* Start Task material *

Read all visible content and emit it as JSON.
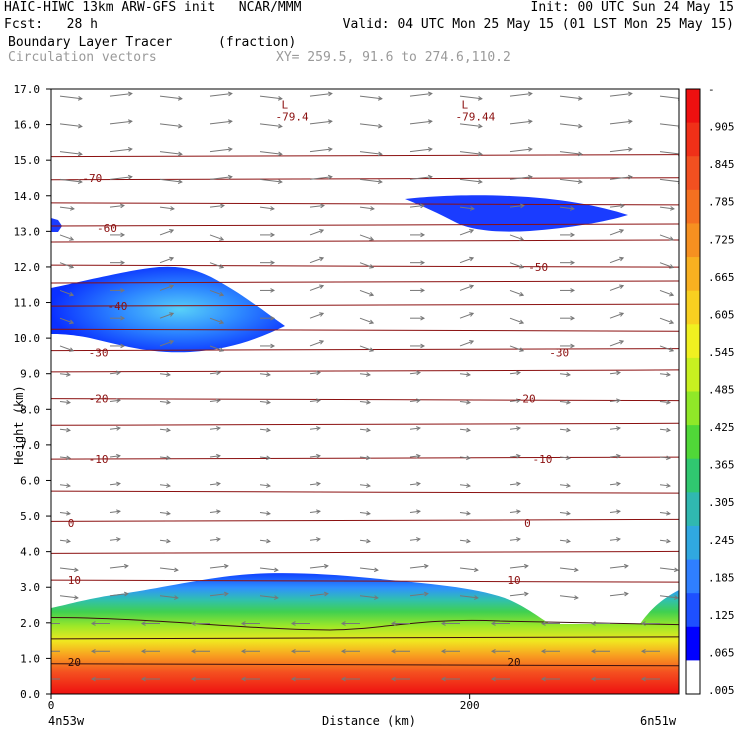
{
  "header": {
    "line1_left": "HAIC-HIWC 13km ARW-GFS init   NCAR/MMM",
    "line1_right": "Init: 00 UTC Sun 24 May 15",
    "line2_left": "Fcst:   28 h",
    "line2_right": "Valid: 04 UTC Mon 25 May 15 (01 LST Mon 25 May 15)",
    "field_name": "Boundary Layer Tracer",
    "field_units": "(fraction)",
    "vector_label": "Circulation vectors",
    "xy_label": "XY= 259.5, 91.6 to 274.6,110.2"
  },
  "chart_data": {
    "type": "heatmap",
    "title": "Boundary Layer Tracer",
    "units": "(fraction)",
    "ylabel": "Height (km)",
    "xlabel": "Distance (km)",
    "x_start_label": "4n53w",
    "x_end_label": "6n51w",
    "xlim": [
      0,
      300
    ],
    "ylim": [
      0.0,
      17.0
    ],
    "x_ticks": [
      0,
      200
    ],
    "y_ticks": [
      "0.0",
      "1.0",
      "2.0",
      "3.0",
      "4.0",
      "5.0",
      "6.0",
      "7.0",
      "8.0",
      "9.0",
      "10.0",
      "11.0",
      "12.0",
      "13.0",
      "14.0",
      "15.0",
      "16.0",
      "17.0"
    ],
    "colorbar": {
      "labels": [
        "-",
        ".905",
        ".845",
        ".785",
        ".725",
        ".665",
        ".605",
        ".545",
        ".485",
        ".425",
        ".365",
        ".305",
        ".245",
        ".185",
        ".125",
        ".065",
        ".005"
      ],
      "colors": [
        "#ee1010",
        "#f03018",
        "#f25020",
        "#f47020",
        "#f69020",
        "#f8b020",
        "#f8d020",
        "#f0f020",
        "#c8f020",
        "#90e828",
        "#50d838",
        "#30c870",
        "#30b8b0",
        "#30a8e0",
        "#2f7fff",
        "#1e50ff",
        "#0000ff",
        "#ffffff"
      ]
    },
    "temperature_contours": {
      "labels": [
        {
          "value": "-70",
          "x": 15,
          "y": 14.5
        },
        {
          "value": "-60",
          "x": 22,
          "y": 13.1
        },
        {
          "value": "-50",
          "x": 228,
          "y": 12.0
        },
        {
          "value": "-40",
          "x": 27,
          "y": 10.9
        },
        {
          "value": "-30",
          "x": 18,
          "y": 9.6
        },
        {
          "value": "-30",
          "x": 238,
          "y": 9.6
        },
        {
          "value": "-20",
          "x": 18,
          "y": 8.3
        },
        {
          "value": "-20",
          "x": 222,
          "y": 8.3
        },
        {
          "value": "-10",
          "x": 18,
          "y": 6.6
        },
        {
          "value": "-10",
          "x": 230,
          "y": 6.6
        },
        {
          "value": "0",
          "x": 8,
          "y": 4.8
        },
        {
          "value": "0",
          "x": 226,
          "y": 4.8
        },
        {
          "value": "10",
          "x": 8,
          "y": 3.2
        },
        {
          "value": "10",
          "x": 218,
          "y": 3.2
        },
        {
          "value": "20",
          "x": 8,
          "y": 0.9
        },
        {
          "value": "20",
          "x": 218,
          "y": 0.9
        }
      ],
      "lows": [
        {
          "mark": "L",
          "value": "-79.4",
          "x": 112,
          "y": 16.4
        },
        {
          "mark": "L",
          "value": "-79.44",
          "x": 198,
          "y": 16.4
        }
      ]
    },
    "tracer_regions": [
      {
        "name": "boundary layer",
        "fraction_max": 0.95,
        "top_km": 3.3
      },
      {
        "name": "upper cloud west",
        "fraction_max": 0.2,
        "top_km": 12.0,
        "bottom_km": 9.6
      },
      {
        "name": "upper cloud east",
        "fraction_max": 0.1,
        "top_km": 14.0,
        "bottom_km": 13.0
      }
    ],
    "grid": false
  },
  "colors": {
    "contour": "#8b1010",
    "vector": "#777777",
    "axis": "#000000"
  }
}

* End Task material *
* Start Task material *

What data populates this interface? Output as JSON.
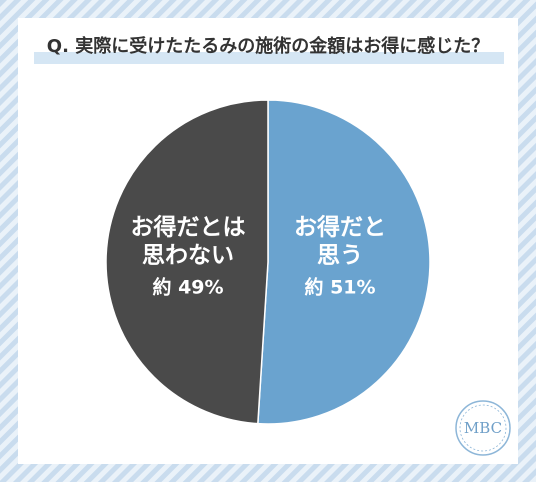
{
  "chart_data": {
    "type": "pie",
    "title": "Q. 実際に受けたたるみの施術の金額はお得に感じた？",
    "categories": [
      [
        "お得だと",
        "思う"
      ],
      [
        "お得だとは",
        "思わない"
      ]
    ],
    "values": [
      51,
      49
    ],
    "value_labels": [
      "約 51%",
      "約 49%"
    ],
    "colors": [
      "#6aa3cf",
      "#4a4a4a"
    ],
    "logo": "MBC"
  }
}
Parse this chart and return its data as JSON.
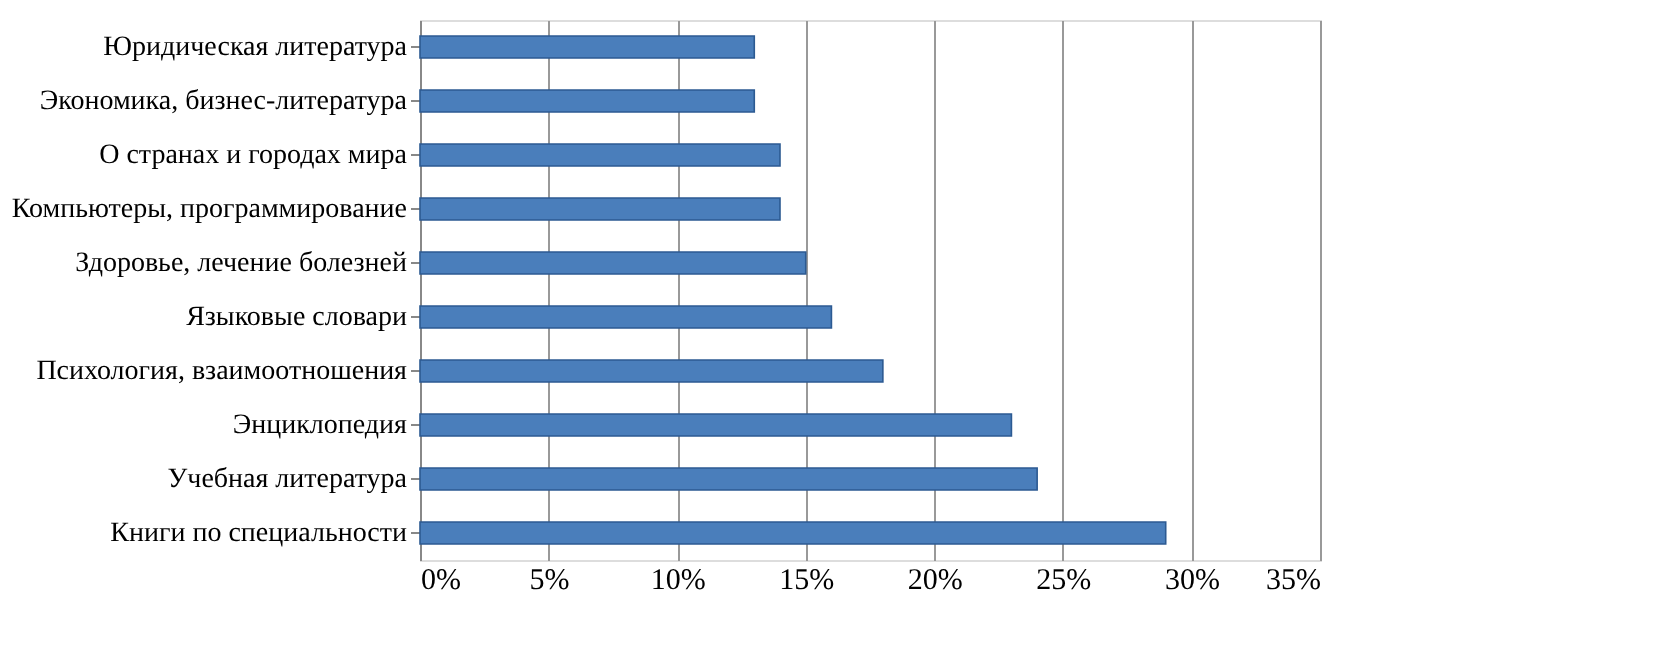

* End Task material *
* Start Task material *

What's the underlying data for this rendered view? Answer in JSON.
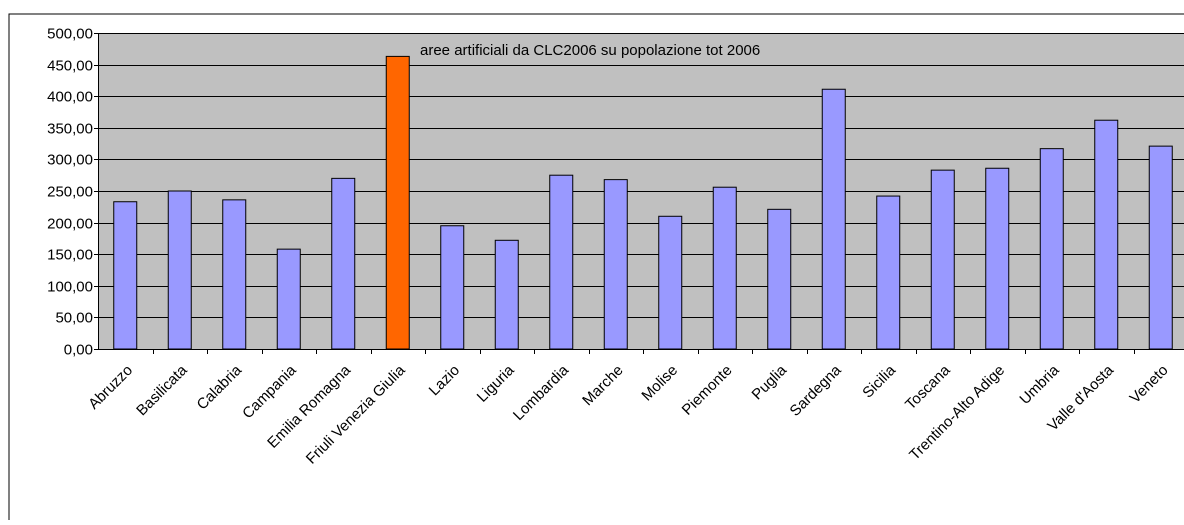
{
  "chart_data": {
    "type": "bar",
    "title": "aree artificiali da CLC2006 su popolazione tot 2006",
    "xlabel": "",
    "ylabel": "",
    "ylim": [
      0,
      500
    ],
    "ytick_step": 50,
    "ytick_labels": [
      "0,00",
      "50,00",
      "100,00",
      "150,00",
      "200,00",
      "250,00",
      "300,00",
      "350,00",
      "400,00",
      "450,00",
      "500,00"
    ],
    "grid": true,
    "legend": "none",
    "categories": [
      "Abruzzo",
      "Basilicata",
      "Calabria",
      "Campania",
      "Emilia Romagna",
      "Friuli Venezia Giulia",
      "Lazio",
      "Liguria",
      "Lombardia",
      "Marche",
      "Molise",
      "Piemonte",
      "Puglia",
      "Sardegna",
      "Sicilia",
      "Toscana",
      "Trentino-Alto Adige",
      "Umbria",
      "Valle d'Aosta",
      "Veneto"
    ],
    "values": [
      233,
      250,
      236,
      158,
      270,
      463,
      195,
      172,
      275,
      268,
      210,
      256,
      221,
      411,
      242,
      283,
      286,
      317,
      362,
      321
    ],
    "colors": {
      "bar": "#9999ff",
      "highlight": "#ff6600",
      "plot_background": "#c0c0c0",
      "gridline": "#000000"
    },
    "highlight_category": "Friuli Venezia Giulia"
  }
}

* End Task material *

Task statement:
Leave out the pictures and quote exactly the lines from the one where "What data populates" appears to the one where "Parse this chart and return its data as JSON." appears, both ends counted.

Solution to this problem:
What data populates this interface? Output as JSON.
{
  "chart_data": {
    "type": "pie",
    "title": "Q. 実際に受けたたるみの施術の金額はお得に感じた？",
    "categories": [
      [
        "お得だと",
        "思う"
      ],
      [
        "お得だとは",
        "思わない"
      ]
    ],
    "values": [
      51,
      49
    ],
    "value_labels": [
      "約 51%",
      "約 49%"
    ],
    "colors": [
      "#6aa3cf",
      "#4a4a4a"
    ],
    "logo": "MBC"
  }
}
Parse this chart and return its data as JSON.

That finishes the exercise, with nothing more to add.